Job:
Gather up all lines that carry the word "tetapi".

-- START OF Records provided --

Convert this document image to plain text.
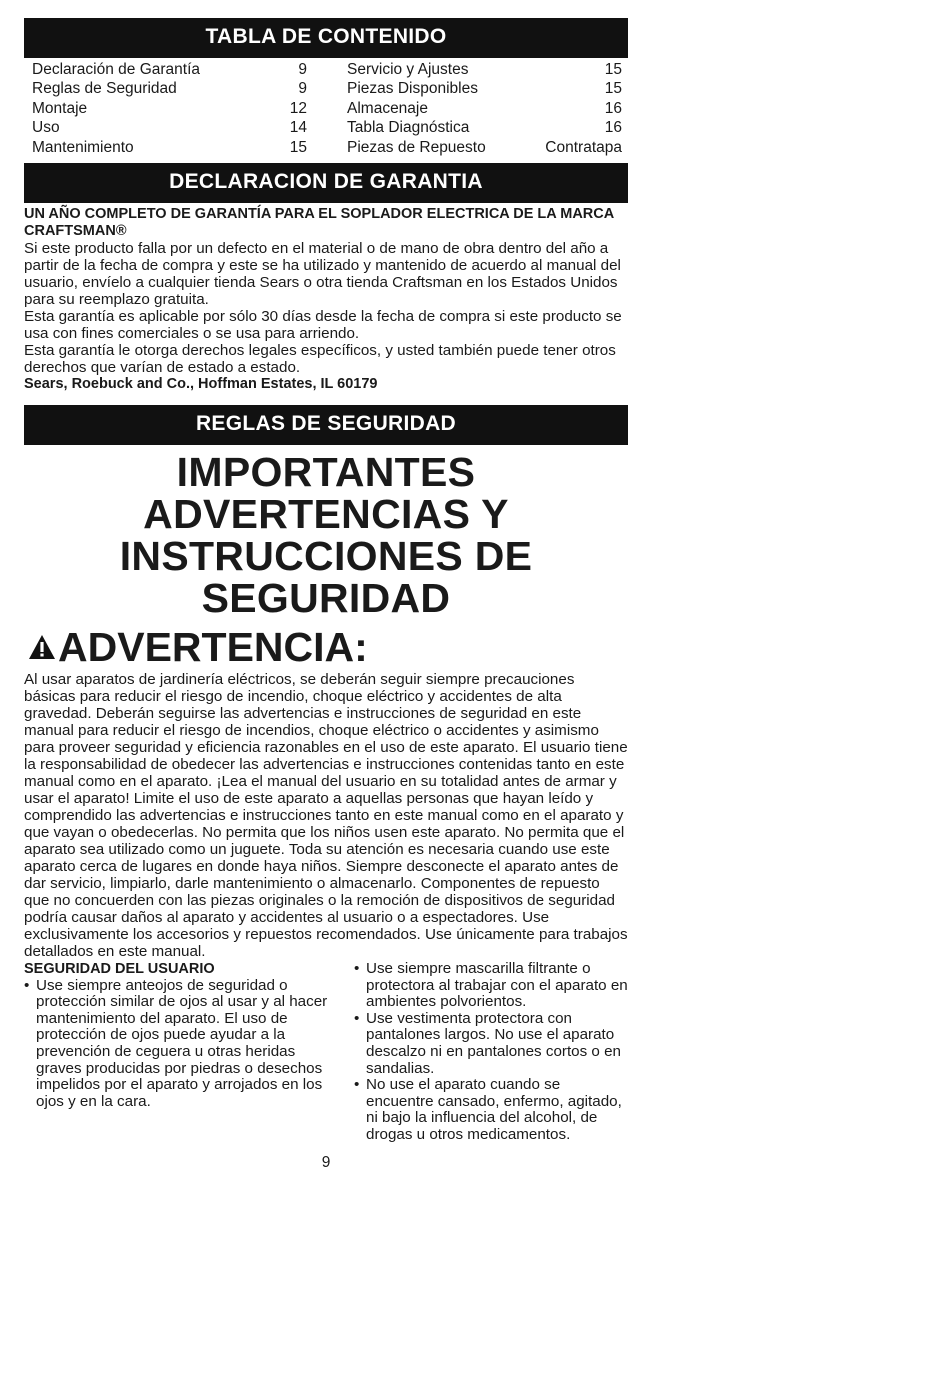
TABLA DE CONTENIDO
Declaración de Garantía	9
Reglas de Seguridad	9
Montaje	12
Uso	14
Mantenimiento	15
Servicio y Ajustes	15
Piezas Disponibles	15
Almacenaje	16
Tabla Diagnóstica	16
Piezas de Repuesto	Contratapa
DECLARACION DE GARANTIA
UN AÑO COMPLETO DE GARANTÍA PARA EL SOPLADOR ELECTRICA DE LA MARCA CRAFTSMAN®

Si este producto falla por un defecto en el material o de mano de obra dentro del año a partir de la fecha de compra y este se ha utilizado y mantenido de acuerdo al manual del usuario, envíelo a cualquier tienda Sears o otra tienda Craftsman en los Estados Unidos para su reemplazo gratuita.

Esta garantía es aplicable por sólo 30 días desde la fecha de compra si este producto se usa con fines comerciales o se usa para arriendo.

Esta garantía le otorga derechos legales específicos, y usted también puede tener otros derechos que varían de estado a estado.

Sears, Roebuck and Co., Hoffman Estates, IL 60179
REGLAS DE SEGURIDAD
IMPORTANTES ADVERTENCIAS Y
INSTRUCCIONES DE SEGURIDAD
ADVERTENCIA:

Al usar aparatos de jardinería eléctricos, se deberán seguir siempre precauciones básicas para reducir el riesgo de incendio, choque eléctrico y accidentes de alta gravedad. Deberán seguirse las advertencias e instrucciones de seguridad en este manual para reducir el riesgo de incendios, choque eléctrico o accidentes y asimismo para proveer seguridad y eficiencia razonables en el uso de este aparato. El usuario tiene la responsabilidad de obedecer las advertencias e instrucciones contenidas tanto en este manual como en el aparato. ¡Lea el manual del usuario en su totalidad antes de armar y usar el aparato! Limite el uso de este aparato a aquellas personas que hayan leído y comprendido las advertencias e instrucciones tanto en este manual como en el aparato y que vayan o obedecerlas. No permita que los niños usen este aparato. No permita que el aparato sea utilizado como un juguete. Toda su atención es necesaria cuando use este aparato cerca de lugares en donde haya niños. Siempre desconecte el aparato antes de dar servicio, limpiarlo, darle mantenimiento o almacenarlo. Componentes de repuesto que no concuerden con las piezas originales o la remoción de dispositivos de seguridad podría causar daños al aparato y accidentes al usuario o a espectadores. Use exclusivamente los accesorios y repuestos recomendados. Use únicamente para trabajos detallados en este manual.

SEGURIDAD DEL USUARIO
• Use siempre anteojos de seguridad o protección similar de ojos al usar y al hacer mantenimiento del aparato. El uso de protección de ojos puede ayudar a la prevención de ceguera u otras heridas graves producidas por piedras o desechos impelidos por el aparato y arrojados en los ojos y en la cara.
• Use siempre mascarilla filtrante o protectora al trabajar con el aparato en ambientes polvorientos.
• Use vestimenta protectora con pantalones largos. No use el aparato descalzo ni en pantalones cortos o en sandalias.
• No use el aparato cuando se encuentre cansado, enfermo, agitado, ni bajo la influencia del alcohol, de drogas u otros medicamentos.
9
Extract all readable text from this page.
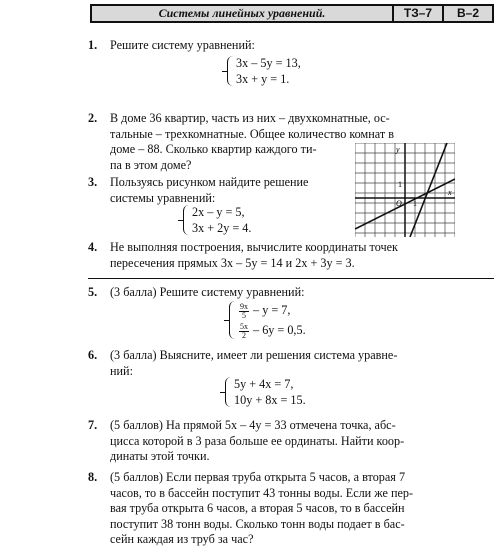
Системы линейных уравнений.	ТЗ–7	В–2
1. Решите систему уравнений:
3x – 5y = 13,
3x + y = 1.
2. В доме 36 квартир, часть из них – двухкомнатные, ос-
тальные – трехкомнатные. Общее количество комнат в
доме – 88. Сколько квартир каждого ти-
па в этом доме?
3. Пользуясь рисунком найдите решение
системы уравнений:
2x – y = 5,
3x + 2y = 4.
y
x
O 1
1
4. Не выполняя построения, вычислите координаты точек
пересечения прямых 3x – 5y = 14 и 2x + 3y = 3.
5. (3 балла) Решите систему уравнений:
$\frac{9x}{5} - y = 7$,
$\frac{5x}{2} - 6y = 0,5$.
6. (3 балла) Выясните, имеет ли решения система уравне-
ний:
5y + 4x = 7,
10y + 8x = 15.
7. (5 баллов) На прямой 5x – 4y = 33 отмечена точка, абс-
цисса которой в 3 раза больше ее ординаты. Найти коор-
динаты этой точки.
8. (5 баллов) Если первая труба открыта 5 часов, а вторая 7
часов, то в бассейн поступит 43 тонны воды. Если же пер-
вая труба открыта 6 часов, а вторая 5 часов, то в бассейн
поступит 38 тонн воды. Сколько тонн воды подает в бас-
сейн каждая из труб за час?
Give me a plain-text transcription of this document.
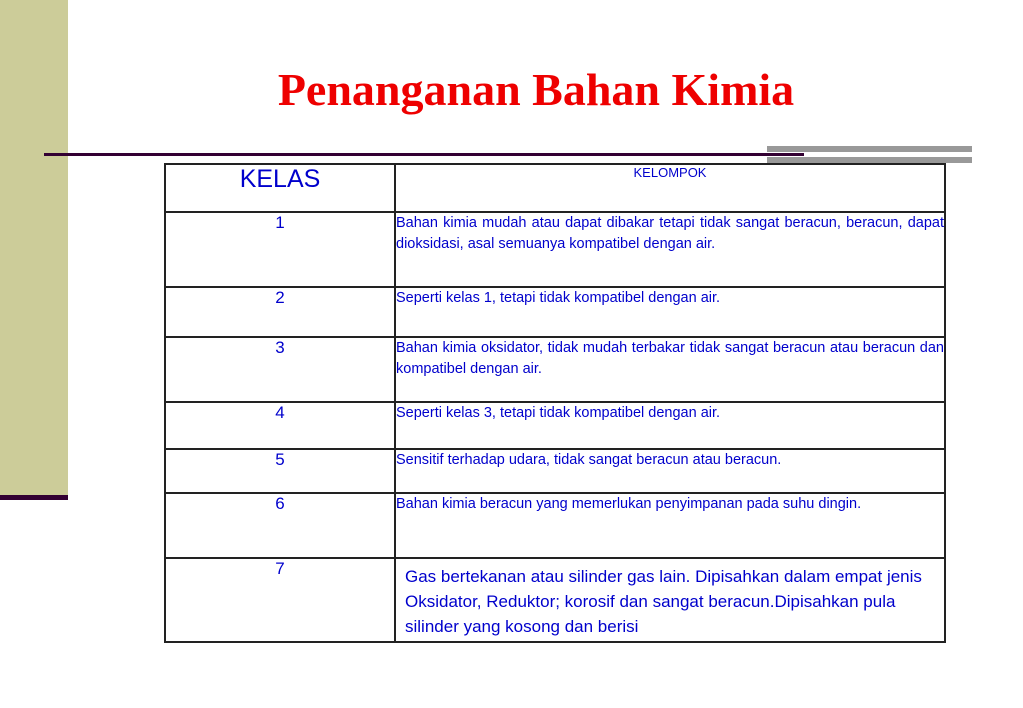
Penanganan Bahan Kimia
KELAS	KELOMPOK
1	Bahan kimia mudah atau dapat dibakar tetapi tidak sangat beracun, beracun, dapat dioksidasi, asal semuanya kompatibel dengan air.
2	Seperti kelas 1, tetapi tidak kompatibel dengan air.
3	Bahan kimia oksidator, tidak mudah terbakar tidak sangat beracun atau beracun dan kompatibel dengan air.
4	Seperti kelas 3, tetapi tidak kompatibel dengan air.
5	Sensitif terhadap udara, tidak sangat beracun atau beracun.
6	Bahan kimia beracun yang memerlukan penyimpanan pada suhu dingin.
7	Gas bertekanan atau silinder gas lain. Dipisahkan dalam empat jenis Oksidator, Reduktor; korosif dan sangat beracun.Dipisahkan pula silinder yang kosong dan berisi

-- END OF Records provided --

Task output:
1	Bahan kimia mudah atau dapat dibakar tetapi tidak sangat beracun, beracun, dapat dioksidasi, asal semuanya kompatibel dengan air.
2	Seperti kelas 1, tetapi tidak kompatibel dengan air.
4	Seperti kelas 3, tetapi tidak kompatibel dengan air.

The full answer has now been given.